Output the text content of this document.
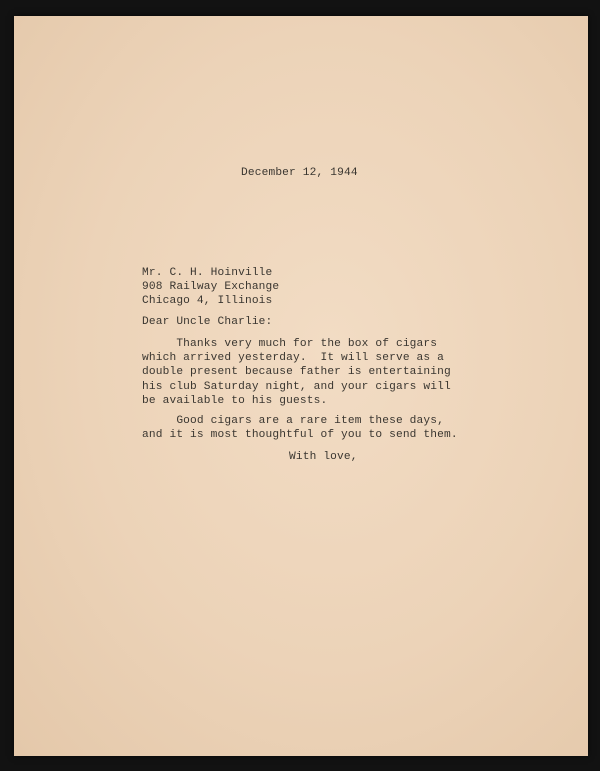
December 12, 1944

Mr. C. H. Hoinville
908 Railway Exchange
Chicago 4, Illinois

Dear Uncle Charlie:

Thanks very much for the box of cigars
which arrived yesterday.  It will serve as a
double present because father is entertaining
his club Saturday night, and your cigars will
be available to his guests.
Good cigars are a rare item these days,
and it is most thoughtful of you to send them.

With love,
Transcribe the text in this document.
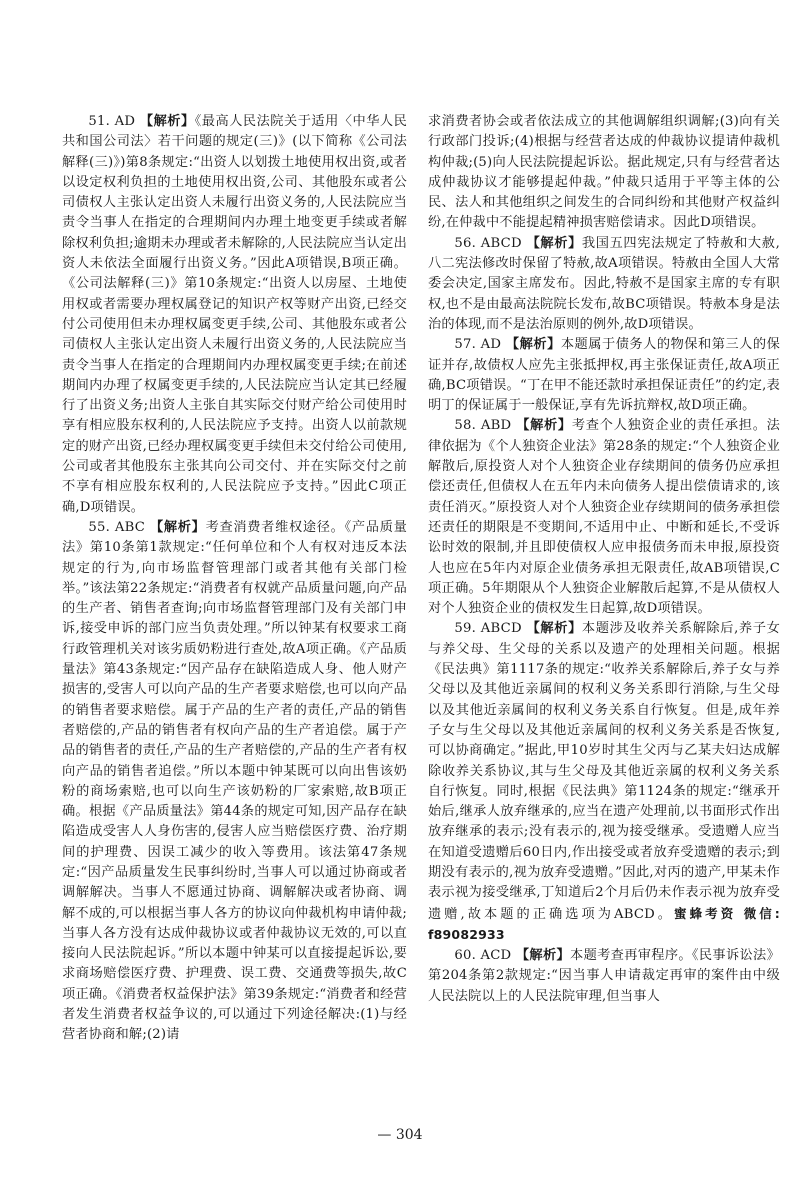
51. AD 【解析】《最高人民法院关于适用〈中华人民共和国公司法〉若干问题的规定(三)》(以下简称《公司法解释(三)》)第8条规定:“出资人以划拨土地使用权出资,或者以设定权利负担的土地使用权出资,公司、其他股东或者公司债权人主张认定出资人未履行出资义务的,人民法院应当责令当事人在指定的合理期间内办理土地变更手续或者解除权利负担;逾期未办理或者未解除的,人民法院应当认定出资人未依法全面履行出资义务。”因此A项错误,B项正确。《公司法解释(三)》第10条规定:“出资人以房屋、土地使用权或者需要办理权属登记的知识产权等财产出资,已经交付公司使用但未办理权属变更手续,公司、其他股东或者公司债权人主张认定出资人未履行出资义务的,人民法院应当责令当事人在指定的合理期间内办理权属变更手续;在前述期间内办理了权属变更手续的,人民法院应当认定其已经履行了出资义务;出资人主张自其实际交付财产给公司使用时享有相应股东权利的,人民法院应予支持。出资人以前款规定的财产出资,已经办理权属变更手续但未交付给公司使用,公司或者其他股东主张其向公司交付、并在实际交付之前不享有相应股东权利的,人民法院应予支持。”因此C项正确,D项错误。

55. ABC 【解析】考查消费者维权途径。《产品质量法》第10条第1款规定:“任何单位和个人有权对违反本法规定的行为,向市场监督管理部门或者其他有关部门检举。”该法第22条规定:“消费者有权就产品质量问题,向产品的生产者、销售者查询;向市场监督管理部门及有关部门申诉,接受申诉的部门应当负责处理。”所以钟某有权要求工商行政管理机关对该劣质奶粉进行查处,故A项正确。《产品质量法》第43条规定:“因产品存在缺陷造成人身、他人财产损害的,受害人可以向产品的生产者要求赔偿,也可以向产品的销售者要求赔偿。属于产品的生产者的责任,产品的销售者赔偿的,产品的销售者有权向产品的生产者追偿。属于产品的销售者的责任,产品的生产者赔偿的,产品的生产者有权向产品的销售者追偿。”所以本题中钟某既可以向出售该奶粉的商场索赔,也可以向生产该奶粉的厂家索赔,故B项正确。根据《产品质量法》第44条的规定可知,因产品存在缺陷造成受害人人身伤害的,侵害人应当赔偿医疗费、治疗期间的护理费、因误工减少的收入等费用。该法第47条规定:“因产品质量发生民事纠纷时,当事人可以通过协商或者调解解决。当事人不愿通过协商、调解解决或者协商、调解不成的,可以根据当事人各方的协议向仲裁机构申请仲裁;当事人各方没有达成仲裁协议或者仲裁协议无效的,可以直接向人民法院起诉。”所以本题中钟某可以直接提起诉讼,要求商场赔偿医疗费、护理费、误工费、交通费等损失,故C项正确。《消费者权益保护法》第39条规定:“消费者和经营者发生消费者权益争议的,可以通过下列途径解决:(1)与经营者协商和解;(2)请

求消费者协会或者依法成立的其他调解组织调解;(3)向有关行政部门投诉;(4)根据与经营者达成的仲裁协议提请仲裁机构仲裁;(5)向人民法院提起诉讼。据此规定,只有与经营者达成仲裁协议才能够提起仲裁。”仲裁只适用于平等主体的公民、法人和其他组织之间发生的合同纠纷和其他财产权益纠纷,在仲裁中不能提起精神损害赔偿请求。因此D项错误。

56. ABCD 【解析】我国五四宪法规定了特赦和大赦,八二宪法修改时保留了特赦,故A项错误。特赦由全国人大常委会决定,国家主席发布。因此,特赦不是国家主席的专有职权,也不是由最高法院院长发布,故BC项错误。特赦本身是法治的体现,而不是法治原则的例外,故D项错误。

57. AD 【解析】本题属于债务人的物保和第三人的保证并存,故债权人应先主张抵押权,再主张保证责任,故A项正确,BC项错误。“丁在甲不能还款时承担保证责任”的约定,表明丁的保证属于一般保证,享有先诉抗辩权,故D项正确。

58. ABD 【解析】考查个人独资企业的责任承担。法律依据为《个人独资企业法》第28条的规定:“个人独资企业解散后,原投资人对个人独资企业存续期间的债务仍应承担偿还责任,但债权人在五年内未向债务人提出偿债请求的,该责任消灭。”原投资人对个人独资企业存续期间的债务承担偿还责任的期限是不变期间,不适用中止、中断和延长,不受诉讼时效的限制,并且即使债权人应申报债务而未申报,原投资人也应在5年内对原企业债务承担无限责任,故AB项错误,C项正确。5年期限从个人独资企业解散后起算,不是从债权人对个人独资企业的债权发生日起算,故D项错误。

59. ABCD 【解析】本题涉及收养关系解除后,养子女与养父母、生父母的关系以及遗产的处理相关问题。根据《民法典》第1117条的规定:“收养关系解除后,养子女与养父母以及其他近亲属间的权利义务关系即行消除,与生父母以及其他近亲属间的权利义务关系自行恢复。但是,成年养子女与生父母以及其他近亲属间的权利义务关系是否恢复,可以协商确定。”据此,甲10岁时其生父丙与乙某夫妇达成解除收养关系协议,其与生父母及其他近亲属的权利义务关系自行恢复。同时,根据《民法典》第1124条的规定:“继承开始后,继承人放弃继承的,应当在遗产处理前,以书面形式作出放弃继承的表示;没有表示的,视为接受继承。受遗赠人应当在知道受遗赠后60日内,作出接受或者放弃受遗赠的表示;到期没有表示的,视为放弃受遗赠。”因此,对丙的遗产,甲某未作表示视为接受继承,丁知道后2个月后仍未作表示视为放弃受遗赠,故本题的正确选项为ABCD。蜜蜂考资 微信: f89082933

60. ACD 【解析】本题考查再审程序。《民事诉讼法》第204条第2款规定:“因当事人申请裁定再审的案件由中级人民法院以上的人民法院审理,但当事人

— 304
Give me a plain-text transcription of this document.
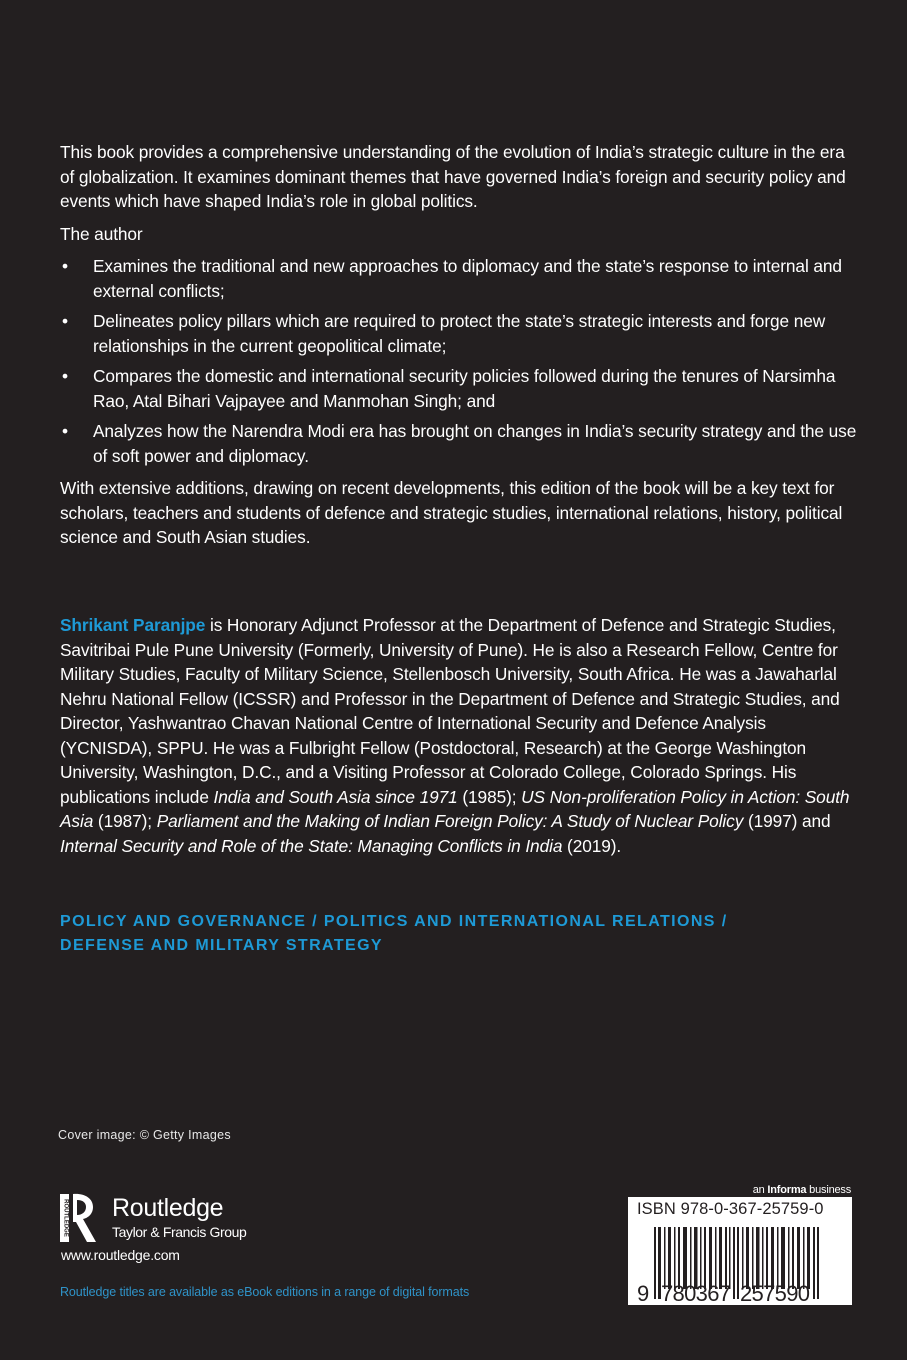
This book provides a comprehensive understanding of the evolution of India’s strategic culture in the era of globalization. It examines dominant themes that have governed India’s foreign and security policy and events which have shaped India’s role in global politics.

The author

• Examines the traditional and new approaches to diplomacy and the state’s response to internal and external conflicts;
• Delineates policy pillars which are required to protect the state’s strategic interests and forge new relationships in the current geopolitical climate;
• Compares the domestic and international security policies followed during the tenures of Narsimha Rao, Atal Bihari Vajpayee and Manmohan Singh; and
• Analyzes how the Narendra Modi era has brought on changes in India’s security strategy and the use of soft power and diplomacy.

With extensive additions, drawing on recent developments, this edition of the book will be a key text for scholars, teachers and students of defence and strategic studies, international relations, history, political science and South Asian studies.

Shrikant Paranjpe is Honorary Adjunct Professor at the Department of Defence and Strategic Studies, Savitribai Pule Pune University (Formerly, University of Pune). He is also a Research Fellow, Centre for Military Studies, Faculty of Military Science, Stellenbosch University, South Africa. He was a Jawaharlal Nehru National Fellow (ICSSR) and Professor in the Department of Defence and Strategic Studies, and Director, Yashwantrao Chavan National Centre of International Security and Defence Analysis (YCNISDA), SPPU. He was a Fulbright Fellow (Postdoctoral, Research) at the George Washington University, Washington, D.C., and a Visiting Professor at Colorado College, Colorado Springs. His publications include India and South Asia since 1971 (1985); US Non-proliferation Policy in Action: South Asia (1987); Parliament and the Making of Indian Foreign Policy: A Study of Nuclear Policy (1997) and Internal Security and Role of the State: Managing Conflicts in India (2019).
POLICY AND GOVERNANCE / POLITICS AND INTERNATIONAL RELATIONS /
DEFENSE AND MILITARY STRATEGY
Cover image: © Getty Images
ROUTLEDGE Routledge
Taylor & Francis Group
www.routledge.com
Routledge titles are available as eBook editions in a range of digital formats
an Informa business
ISBN 978-0-367-25759-0
9 780367 257590
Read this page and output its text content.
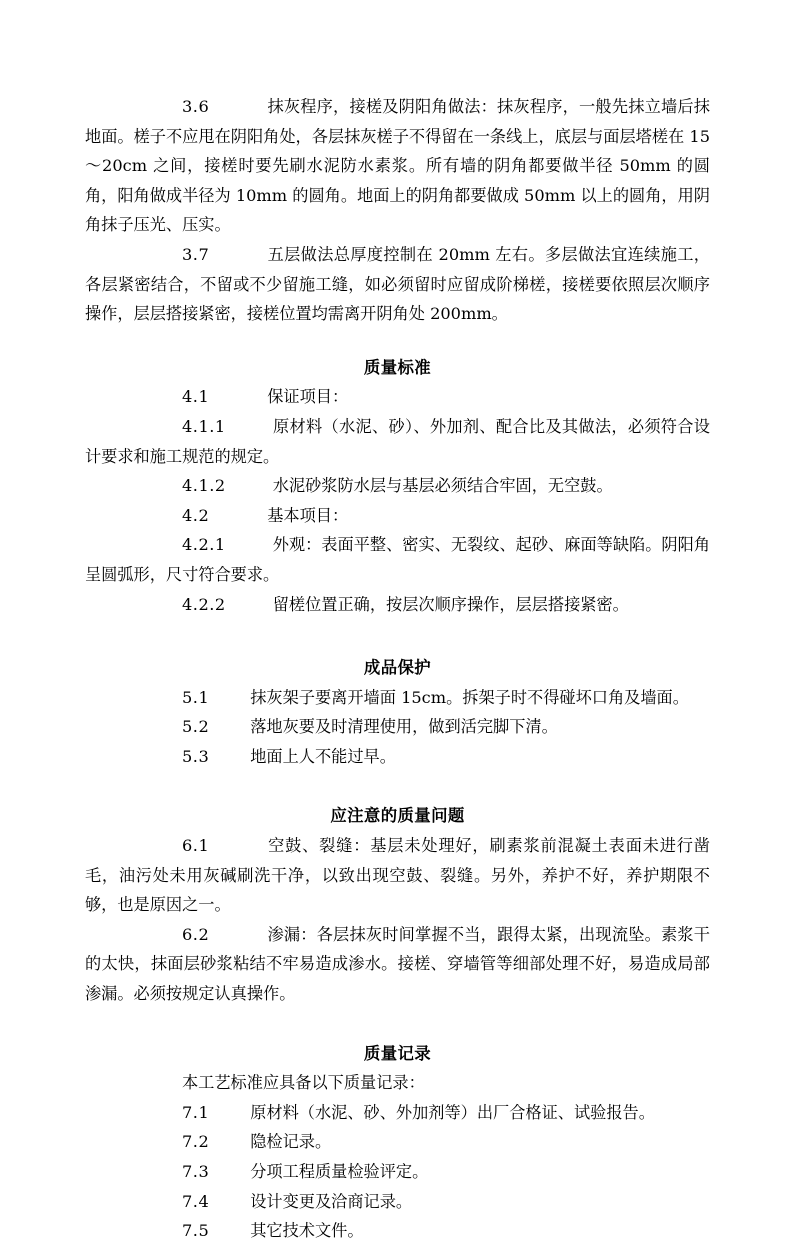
3.6	抹灰程序，接槎及阴阳角做法：抹灰程序，一般先抹立墙后抹地面。槎子不应甩在阴阳角处，各层抹灰槎子不得留在一条线上，底层与面层塔槎在 15～20cm 之间，接槎时要先刷水泥防水素浆。所有墙的阴角都要做半径 50mm 的圆角，阳角做成半径为 10mm 的圆角。地面上的阴角都要做成 50mm 以上的圆角，用阴角抹子压光、压实。

3.7	五层做法总厚度控制在 20mm 左右。多层做法宜连续施工，各层紧密结合，不留或不少留施工缝，如必须留时应留成阶梯槎，接槎要依照层次顺序操作，层层搭接紧密，接槎位置均需离开阴角处 200mm。

质量标准

4.1	保证项目：

4.1.1	原材料（水泥、砂）、外加剂、配合比及其做法，必须符合设计要求和施工规范的规定。

4.1.2	水泥砂浆防水层与基层必须结合牢固，无空鼓。

4.2	基本项目：

4.2.1	外观：表面平整、密实、无裂纹、起砂、麻面等缺陷。阴阳角呈圆弧形，尺寸符合要求。

4.2.2	留槎位置正确，按层次顺序操作，层层搭接紧密。

成品保护

5.1	抹灰架子要离开墙面 15cm。拆架子时不得碰坏口角及墙面。

5.2	落地灰要及时清理使用，做到活完脚下清。

5.3	地面上人不能过早。

应注意的质量问题

6.1	空鼓、裂缝：基层未处理好，刷素浆前混凝土表面未进行凿毛，油污处未用灰碱刷洗干净，以致出现空鼓、裂缝。另外，养护不好，养护期限不够，也是原因之一。

6.2	渗漏：各层抹灰时间掌握不当，跟得太紧，出现流坠。素浆干的太快，抹面层砂浆粘结不牢易造成渗水。接槎、穿墙管等细部处理不好，易造成局部渗漏。必须按规定认真操作。

质量记录

本工艺标准应具备以下质量记录：

7.1	原材料（水泥、砂、外加剂等）出厂合格证、试验报告。

7.2	隐检记录。

7.3	分项工程质量检验评定。

7.4	设计变更及洽商记录。

7.5	其它技术文件。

• Task goal:
Report every line containing the word "available" from the listing above.

• Expected answer:
be available to his guests.
Routledge titles are available as eBook editions in a range of digital formats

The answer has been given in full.